-- Start of Input --

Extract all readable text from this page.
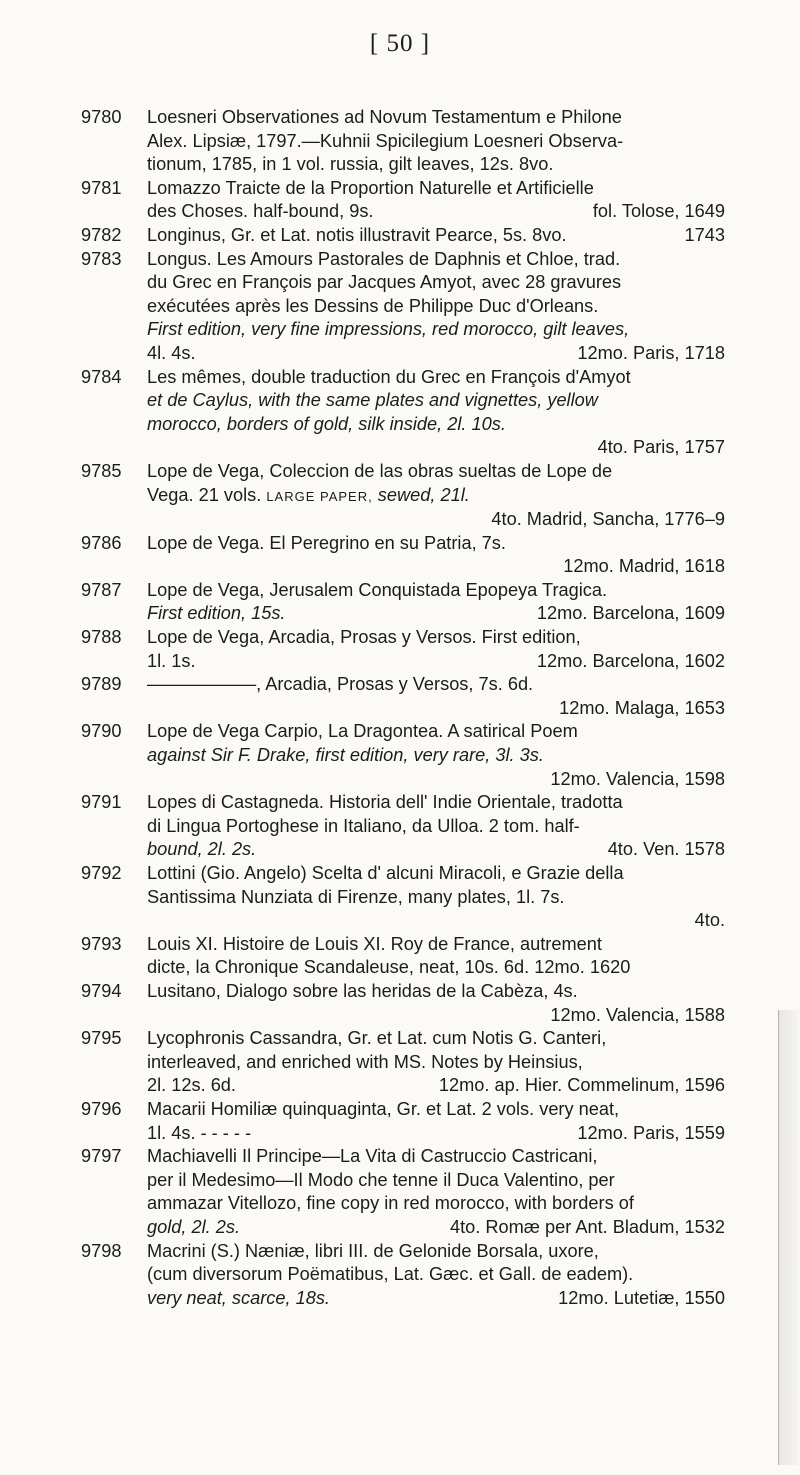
[ 50 ]
9780	Loesneri Observationes ad Novum Testamentum e Philone
Alex. Lipsiæ, 1797.—Kuhnii Spicilegium Loesneri Observa-
tionum, 1785, in 1 vol. russia, gilt leaves, 12s. 8vo.
9781	Lomazzo Traicte de la Proportion Naturelle et Artificielle
des Choses. half-bound, 9s.	fol. Tolose, 1649
9782	Longinus, Gr. et Lat. notis illustravit Pearce, 5s. 8vo.	1743
9783	Longus. Les Amours Pastorales de Daphnis et Chloe, trad.
du Grec en François par Jacques Amyot, avec 28 gravures
exécutées après les Dessins de Philippe Duc d'Orleans.
First edition, very fine impressions, red morocco, gilt leaves,
4l. 4s.	12mo. Paris, 1718
9784	Les mêmes, double traduction du Grec en François d'Amyot
et de Caylus, with the same plates and vignettes, yellow
morocco, borders of gold, silk inside, 2l. 10s.
4to. Paris, 1757
9785	Lope de Vega, Coleccion de las obras sueltas de Lope de
Vega. 21 vols. LARGE PAPER, sewed, 21l.
4to. Madrid, Sancha, 1776–9
9786	Lope de Vega. El Peregrino en su Patria, 7s.
12mo. Madrid, 1618
9787	Lope de Vega, Jerusalem Conquistada Epopeya Tragica.
First edition, 15s.	12mo. Barcelona, 1609
9788	Lope de Vega, Arcadia, Prosas y Versos. First edition,
1l. 1s.	12mo. Barcelona, 1602
9789	——————, Arcadia, Prosas y Versos, 7s. 6d.
12mo. Malaga, 1653
9790	Lope de Vega Carpio, La Dragontea. A satirical Poem
against Sir F. Drake, first edition, very rare, 3l. 3s.
12mo. Valencia, 1598
9791	Lopes di Castagneda. Historia dell' Indie Orientale, tradotta
di Lingua Portoghese in Italiano, da Ulloa. 2 tom. half-
bound, 2l. 2s.	4to. Ven. 1578
9792	Lottini (Gio. Angelo) Scelta d' alcuni Miracoli, e Grazie della
Santissima Nunziata di Firenze, many plates, 1l. 7s.
4to.
9793	Louis XI. Histoire de Louis XI. Roy de France, autrement
dicte, la Chronique Scandaleuse, neat, 10s. 6d. 12mo. 1620
9794	Lusitano, Dialogo sobre las heridas de la Cabèza, 4s.
12mo. Valencia, 1588
9795	Lycophronis Cassandra, Gr. et Lat. cum Notis G. Canteri,
interleaved, and enriched with MS. Notes by Heinsius,
2l. 12s. 6d.	12mo. ap. Hier. Commelinum, 1596
9796	Macarii Homiliæ quinquaginta, Gr. et Lat. 2 vols. very neat,
1l. 4s. - - - - -	12mo. Paris, 1559
9797	Machiavelli Il Principe—La Vita di Castruccio Castricani,
per il Medesimo—Il Modo che tenne il Duca Valentino, per
ammazar Vitellozo, fine copy in red morocco, with borders of
gold, 2l. 2s.	4to. Romæ per Ant. Bladum, 1532
9798	Macrini (S.) Næniæ, libri III. de Gelonide Borsala, uxore,
(cum diversorum Poëmatibus, Lat. Gæc. et Gall. de eadem).
very neat, scarce, 18s.	12mo. Lutetiæ, 1550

-- End of Input --

Exercise goal: Set every line down exactly as written, leaving each picture out.

Result for this task:
Extract all readable text from this page.
[ 50 ]
9780	Loesneri Observationes ad Novum Testamentum e Philone
Alex. Lipsiæ, 1797.—Kuhnii Spicilegium Loesneri Observa-
tionum, 1785, in 1 vol. russia, gilt leaves, 12s. 8vo.
9781	Lomazzo Traicte de la Proportion Naturelle et Artificielle
des Choses. half-bound, 9s.	fol. Tolose, 1649
9782	Longinus, Gr. et Lat. notis illustravit Pearce, 5s. 8vo.	1743
9783	Longus. Les Amours Pastorales de Daphnis et Chloe, trad.
du Grec en François par Jacques Amyot, avec 28 gravures
exécutées après les Dessins de Philippe Duc d'Orleans.
First edition, very fine impressions, red morocco, gilt leaves,
4l. 4s.	12mo. Paris, 1718
9784	Les mêmes, double traduction du Grec en François d'Amyot
et de Caylus, with the same plates and vignettes, yellow
morocco, borders of gold, silk inside, 2l. 10s.
4to. Paris, 1757
9785	Lope de Vega, Coleccion de las obras sueltas de Lope de
Vega. 21 vols. LARGE PAPER, sewed, 21l.
4to. Madrid, Sancha, 1776–9
9786	Lope de Vega. El Peregrino en su Patria, 7s.
12mo. Madrid, 1618
9787	Lope de Vega, Jerusalem Conquistada Epopeya Tragica.
First edition, 15s.	12mo. Barcelona, 1609
9788	Lope de Vega, Arcadia, Prosas y Versos. First edition,
1l. 1s.	12mo. Barcelona, 1602
9789	——————, Arcadia, Prosas y Versos, 7s. 6d.
12mo. Malaga, 1653
9790	Lope de Vega Carpio, La Dragontea. A satirical Poem
against Sir F. Drake, first edition, very rare, 3l. 3s.
12mo. Valencia, 1598
9791	Lopes di Castagneda. Historia dell' Indie Orientale, tradotta
di Lingua Portoghese in Italiano, da Ulloa. 2 tom. half-
bound, 2l. 2s.	4to. Ven. 1578
9792	Lottini (Gio. Angelo) Scelta d' alcuni Miracoli, e Grazie della
Santissima Nunziata di Firenze, many plates, 1l. 7s.
4to.
9793	Louis XI. Histoire de Louis XI. Roy de France, autrement
dicte, la Chronique Scandaleuse, neat, 10s. 6d. 12mo. 1620
9794	Lusitano, Dialogo sobre las heridas de la Cabèza, 4s.
12mo. Valencia, 1588
9795	Lycophronis Cassandra, Gr. et Lat. cum Notis G. Canteri,
interleaved, and enriched with MS. Notes by Heinsius,
2l. 12s. 6d.	12mo. ap. Hier. Commelinum, 1596
9796	Macarii Homiliæ quinquaginta, Gr. et Lat. 2 vols. very neat,
1l. 4s. - - - - -	12mo. Paris, 1559
9797	Machiavelli Il Principe—La Vita di Castruccio Castricani,
per il Medesimo—Il Modo che tenne il Duca Valentino, per
ammazar Vitellozo, fine copy in red morocco, with borders of
gold, 2l. 2s.	4to. Romæ per Ant. Bladum, 1532
9798	Macrini (S.) Næniæ, libri III. de Gelonide Borsala, uxore,
(cum diversorum Poëmatibus, Lat. Gæc. et Gall. de eadem).
very neat, scarce, 18s.	12mo. Lutetiæ, 1550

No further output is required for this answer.